#### Objective
Go through the entries and count the lines with the string "color" in them. Give only that number.

Extracted records:
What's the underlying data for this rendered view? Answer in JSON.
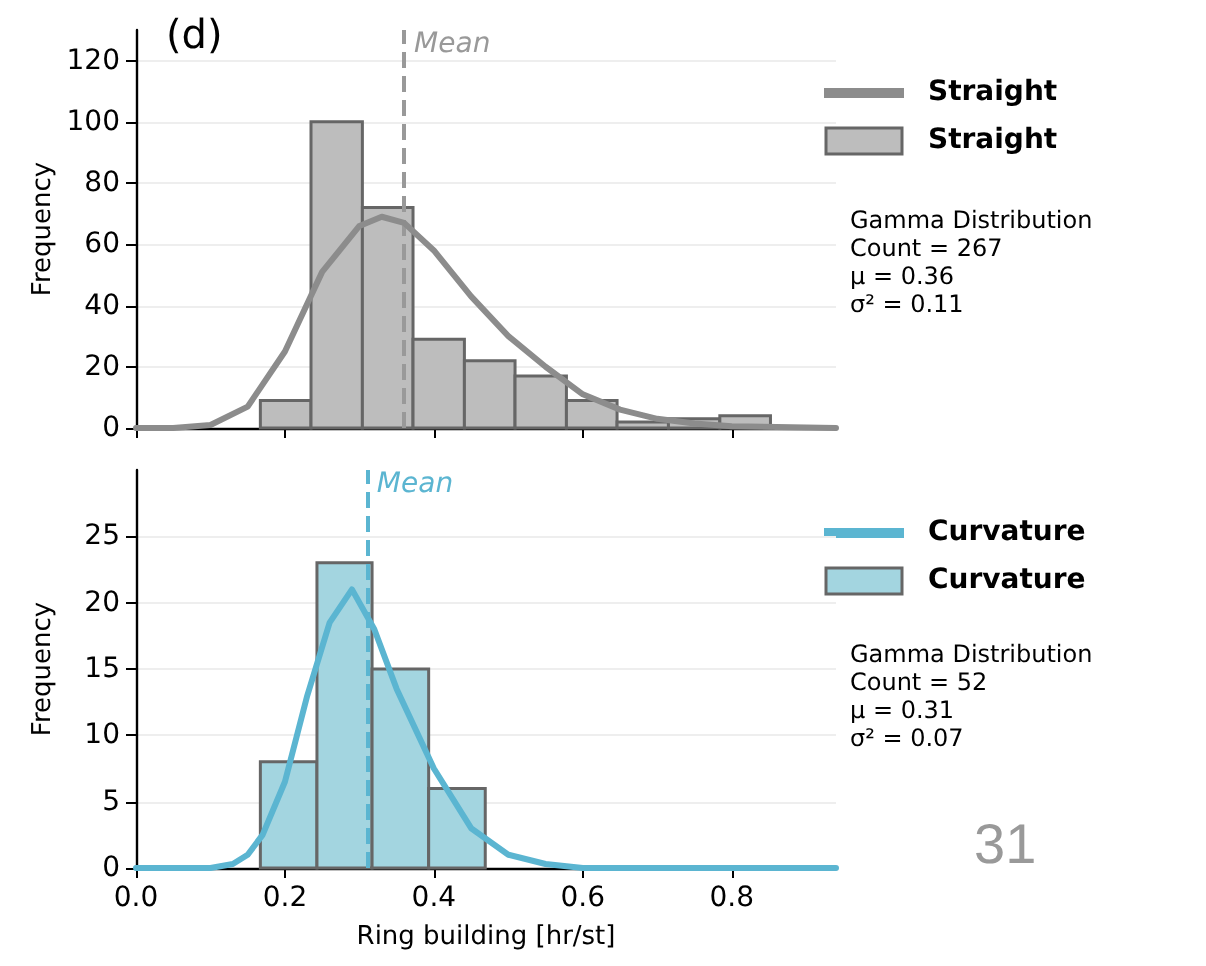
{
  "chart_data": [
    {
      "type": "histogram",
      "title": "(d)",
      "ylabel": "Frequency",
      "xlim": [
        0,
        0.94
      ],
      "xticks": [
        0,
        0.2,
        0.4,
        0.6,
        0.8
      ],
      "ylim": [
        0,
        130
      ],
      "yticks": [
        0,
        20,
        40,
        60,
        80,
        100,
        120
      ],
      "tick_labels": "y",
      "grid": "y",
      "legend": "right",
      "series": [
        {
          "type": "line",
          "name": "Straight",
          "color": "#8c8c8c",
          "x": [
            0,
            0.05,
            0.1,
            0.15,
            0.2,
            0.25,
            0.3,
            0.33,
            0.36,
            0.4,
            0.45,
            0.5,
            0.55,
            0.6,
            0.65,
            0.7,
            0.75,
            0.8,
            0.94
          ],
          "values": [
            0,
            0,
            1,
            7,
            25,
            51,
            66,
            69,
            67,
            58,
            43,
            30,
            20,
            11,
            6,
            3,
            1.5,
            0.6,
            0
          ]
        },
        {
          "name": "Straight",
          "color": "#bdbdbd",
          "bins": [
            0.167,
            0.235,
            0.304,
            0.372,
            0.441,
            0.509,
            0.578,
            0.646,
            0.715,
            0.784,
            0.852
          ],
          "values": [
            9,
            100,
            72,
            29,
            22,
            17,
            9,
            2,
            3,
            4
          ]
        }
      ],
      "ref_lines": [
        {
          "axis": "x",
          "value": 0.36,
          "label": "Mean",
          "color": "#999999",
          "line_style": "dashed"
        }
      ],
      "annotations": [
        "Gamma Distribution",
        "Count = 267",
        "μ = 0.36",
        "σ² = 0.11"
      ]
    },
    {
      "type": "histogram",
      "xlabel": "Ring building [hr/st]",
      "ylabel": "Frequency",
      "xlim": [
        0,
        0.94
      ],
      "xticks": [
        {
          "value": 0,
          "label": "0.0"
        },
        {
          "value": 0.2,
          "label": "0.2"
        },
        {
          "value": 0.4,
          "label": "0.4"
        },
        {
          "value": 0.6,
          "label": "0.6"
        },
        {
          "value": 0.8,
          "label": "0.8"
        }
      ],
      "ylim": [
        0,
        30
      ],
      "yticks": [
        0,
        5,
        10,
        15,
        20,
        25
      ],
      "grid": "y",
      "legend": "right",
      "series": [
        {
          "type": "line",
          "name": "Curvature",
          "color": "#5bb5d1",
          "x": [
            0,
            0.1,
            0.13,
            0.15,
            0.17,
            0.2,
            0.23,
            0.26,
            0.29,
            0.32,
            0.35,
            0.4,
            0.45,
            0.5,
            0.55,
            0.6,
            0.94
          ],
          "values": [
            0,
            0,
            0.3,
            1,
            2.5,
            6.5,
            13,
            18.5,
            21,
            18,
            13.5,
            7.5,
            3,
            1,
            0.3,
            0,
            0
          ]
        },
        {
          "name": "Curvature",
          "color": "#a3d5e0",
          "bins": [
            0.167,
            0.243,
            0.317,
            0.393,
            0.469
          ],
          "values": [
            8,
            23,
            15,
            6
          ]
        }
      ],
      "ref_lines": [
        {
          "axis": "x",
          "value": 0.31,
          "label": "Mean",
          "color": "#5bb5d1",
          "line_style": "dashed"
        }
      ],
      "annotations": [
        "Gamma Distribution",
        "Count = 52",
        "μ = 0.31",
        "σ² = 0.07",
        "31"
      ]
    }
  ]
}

#### Answer to this problem
6